→ The records:
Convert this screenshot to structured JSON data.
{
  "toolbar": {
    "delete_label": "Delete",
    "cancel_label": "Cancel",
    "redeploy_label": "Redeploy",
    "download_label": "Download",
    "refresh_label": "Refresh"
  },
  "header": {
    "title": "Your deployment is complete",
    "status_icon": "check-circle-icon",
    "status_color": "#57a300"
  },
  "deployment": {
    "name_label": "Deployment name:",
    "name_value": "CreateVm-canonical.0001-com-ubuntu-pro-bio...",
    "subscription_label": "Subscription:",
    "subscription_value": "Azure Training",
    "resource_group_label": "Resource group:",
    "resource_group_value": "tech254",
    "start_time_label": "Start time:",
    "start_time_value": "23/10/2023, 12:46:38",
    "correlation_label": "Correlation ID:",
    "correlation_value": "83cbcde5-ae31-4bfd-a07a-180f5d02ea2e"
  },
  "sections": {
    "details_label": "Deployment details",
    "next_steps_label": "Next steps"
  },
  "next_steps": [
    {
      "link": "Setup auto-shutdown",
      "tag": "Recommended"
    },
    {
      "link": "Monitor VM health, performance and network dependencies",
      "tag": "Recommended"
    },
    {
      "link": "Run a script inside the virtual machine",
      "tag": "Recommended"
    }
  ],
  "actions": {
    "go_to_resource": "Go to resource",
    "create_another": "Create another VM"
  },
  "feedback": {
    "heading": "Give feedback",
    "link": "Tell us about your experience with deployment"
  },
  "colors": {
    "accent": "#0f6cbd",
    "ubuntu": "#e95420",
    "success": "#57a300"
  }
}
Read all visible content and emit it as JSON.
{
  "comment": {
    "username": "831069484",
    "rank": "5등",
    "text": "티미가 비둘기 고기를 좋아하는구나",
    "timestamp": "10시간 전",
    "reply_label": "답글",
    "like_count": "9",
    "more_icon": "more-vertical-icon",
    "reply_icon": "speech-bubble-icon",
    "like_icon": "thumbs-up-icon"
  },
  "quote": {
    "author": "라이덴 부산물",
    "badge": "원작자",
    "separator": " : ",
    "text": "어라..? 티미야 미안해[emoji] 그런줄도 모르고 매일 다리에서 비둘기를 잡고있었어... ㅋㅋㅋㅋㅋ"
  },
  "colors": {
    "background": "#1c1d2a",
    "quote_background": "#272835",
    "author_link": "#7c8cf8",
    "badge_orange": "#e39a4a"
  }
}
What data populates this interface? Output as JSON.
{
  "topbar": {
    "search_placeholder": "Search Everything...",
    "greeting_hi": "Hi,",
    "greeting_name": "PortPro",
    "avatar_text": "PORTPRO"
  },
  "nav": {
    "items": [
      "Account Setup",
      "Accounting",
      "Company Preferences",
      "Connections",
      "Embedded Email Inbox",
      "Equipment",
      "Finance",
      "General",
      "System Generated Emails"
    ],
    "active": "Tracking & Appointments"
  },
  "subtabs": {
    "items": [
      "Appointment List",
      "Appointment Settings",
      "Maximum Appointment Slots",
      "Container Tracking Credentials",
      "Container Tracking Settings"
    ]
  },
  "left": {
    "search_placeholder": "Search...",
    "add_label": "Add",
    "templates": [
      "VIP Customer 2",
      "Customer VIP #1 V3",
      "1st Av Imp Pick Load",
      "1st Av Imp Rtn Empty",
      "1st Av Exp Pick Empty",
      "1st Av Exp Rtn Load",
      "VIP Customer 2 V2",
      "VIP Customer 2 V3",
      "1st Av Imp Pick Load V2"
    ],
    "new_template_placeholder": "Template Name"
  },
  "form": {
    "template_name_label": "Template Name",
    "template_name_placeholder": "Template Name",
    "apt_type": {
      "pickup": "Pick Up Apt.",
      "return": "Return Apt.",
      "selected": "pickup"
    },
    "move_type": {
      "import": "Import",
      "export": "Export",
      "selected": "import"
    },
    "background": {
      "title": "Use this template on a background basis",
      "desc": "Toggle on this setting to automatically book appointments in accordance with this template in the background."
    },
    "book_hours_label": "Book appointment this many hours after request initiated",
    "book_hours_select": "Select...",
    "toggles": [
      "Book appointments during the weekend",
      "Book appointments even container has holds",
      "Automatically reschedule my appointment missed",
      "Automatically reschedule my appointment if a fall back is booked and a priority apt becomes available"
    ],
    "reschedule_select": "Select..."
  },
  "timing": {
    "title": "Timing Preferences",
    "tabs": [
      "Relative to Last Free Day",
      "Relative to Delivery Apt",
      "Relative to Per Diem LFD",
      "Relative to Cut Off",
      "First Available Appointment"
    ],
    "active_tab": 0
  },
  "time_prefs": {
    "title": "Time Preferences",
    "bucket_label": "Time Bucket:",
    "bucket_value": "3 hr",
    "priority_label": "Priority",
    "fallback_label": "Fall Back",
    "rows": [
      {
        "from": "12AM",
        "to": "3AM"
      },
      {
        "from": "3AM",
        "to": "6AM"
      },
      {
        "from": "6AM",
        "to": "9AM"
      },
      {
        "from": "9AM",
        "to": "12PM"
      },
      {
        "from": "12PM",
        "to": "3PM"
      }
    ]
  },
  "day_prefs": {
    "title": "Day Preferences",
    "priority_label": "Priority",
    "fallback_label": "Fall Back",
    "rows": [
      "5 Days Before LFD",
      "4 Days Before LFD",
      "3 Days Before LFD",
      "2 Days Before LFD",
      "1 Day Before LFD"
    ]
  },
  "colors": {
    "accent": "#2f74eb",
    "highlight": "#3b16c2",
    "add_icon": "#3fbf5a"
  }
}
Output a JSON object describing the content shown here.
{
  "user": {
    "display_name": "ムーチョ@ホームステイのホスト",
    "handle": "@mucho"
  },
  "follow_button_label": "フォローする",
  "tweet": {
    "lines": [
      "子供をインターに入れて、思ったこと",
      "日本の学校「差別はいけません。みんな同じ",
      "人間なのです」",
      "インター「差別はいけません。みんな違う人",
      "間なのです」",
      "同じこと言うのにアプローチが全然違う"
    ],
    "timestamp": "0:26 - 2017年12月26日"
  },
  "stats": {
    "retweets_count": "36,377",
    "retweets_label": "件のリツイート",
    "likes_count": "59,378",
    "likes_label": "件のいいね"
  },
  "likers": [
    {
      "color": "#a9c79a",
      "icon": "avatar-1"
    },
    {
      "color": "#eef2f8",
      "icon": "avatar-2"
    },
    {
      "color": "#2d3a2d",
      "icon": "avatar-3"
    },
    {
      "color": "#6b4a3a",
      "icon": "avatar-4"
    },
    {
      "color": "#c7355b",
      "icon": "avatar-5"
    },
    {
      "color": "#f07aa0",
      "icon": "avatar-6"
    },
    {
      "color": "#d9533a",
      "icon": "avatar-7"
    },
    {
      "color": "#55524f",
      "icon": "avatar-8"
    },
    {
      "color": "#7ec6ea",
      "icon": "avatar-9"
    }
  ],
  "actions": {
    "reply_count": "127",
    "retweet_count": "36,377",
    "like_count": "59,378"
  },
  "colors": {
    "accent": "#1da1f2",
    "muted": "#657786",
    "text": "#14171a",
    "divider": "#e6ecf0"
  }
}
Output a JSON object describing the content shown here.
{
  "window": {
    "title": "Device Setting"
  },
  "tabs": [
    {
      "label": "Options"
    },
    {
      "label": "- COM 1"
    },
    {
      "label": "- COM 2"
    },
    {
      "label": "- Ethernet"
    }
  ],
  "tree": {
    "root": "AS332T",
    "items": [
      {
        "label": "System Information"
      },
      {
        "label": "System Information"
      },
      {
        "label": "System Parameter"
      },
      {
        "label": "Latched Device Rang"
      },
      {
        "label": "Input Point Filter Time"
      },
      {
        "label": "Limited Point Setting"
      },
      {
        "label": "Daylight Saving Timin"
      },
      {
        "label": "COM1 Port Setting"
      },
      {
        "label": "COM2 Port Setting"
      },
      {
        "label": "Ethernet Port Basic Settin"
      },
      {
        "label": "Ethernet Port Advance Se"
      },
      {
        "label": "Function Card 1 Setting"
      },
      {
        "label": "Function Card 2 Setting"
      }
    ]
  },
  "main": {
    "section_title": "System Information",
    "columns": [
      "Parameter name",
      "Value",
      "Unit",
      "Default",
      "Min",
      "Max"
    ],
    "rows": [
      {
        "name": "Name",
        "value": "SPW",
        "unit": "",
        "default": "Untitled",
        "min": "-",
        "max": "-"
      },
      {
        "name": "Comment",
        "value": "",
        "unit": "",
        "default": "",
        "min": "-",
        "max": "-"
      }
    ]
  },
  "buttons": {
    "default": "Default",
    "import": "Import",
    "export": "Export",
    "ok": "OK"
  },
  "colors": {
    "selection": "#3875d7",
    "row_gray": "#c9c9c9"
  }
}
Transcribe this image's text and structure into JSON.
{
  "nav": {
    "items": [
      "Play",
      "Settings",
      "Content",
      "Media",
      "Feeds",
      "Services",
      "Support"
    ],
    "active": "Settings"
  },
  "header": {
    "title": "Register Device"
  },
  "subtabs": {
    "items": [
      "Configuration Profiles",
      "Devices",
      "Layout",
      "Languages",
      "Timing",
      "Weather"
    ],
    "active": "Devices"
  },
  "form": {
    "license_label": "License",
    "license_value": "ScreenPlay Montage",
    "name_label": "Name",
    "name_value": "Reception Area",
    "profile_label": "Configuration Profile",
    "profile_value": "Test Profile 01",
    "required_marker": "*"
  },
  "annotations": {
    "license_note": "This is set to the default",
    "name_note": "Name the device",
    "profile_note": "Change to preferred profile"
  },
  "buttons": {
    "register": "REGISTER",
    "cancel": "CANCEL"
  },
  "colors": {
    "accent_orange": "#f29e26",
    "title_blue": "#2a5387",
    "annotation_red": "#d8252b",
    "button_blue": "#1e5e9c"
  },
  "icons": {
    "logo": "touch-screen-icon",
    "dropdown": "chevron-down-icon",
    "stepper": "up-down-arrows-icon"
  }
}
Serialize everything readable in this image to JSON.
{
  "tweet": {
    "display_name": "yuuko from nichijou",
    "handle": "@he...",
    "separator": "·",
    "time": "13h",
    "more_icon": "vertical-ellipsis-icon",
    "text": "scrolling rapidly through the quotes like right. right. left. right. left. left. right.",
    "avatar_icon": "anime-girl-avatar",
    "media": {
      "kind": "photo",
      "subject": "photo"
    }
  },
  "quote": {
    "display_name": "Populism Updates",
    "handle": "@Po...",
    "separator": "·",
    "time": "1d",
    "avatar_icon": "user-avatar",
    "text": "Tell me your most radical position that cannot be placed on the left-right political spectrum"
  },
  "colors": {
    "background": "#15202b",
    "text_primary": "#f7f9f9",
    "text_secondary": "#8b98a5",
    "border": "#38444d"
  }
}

→ Written request: Work through the listing above and report how many lines include the string "timestamp", with no other text.

→ The result: 2